GIVEN RECORDS

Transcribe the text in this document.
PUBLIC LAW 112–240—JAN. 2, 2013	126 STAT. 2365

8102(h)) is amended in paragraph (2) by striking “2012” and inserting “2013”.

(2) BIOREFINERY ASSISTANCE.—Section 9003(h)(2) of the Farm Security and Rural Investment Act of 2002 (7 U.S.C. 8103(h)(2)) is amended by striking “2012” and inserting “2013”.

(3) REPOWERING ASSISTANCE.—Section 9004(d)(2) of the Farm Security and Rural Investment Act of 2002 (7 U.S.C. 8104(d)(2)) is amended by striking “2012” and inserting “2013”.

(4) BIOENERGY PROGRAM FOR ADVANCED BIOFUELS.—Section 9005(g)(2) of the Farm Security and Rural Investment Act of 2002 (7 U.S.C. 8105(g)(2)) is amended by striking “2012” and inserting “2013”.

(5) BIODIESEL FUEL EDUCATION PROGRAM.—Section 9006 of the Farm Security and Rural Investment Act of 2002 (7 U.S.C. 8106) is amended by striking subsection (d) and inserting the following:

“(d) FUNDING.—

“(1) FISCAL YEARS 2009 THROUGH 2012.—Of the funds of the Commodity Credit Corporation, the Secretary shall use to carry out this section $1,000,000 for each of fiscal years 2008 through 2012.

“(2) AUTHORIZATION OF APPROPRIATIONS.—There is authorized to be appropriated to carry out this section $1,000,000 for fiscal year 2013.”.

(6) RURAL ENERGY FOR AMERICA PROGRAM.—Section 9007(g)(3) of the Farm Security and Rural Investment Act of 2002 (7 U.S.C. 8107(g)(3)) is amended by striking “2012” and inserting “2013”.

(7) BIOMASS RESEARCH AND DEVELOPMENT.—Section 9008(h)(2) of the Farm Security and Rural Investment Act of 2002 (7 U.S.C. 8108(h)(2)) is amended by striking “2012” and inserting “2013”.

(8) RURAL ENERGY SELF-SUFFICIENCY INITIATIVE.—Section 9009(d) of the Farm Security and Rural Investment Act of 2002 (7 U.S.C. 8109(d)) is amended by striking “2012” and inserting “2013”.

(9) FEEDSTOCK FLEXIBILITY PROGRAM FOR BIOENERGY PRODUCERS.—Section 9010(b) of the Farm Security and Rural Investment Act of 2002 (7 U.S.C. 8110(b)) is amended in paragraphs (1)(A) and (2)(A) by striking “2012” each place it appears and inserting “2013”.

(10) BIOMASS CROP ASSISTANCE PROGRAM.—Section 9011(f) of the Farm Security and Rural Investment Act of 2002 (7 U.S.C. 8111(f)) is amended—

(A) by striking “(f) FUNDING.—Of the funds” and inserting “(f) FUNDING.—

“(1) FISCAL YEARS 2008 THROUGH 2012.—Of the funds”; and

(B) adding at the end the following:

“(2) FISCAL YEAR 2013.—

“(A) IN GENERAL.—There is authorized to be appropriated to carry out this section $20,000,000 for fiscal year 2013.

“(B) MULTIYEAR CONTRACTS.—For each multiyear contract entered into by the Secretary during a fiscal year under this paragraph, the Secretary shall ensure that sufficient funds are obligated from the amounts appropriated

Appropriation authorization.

TASK
Find every line with "PROGRAM" in the listing and state how many there are, nothing else.

THE SOLUTION
5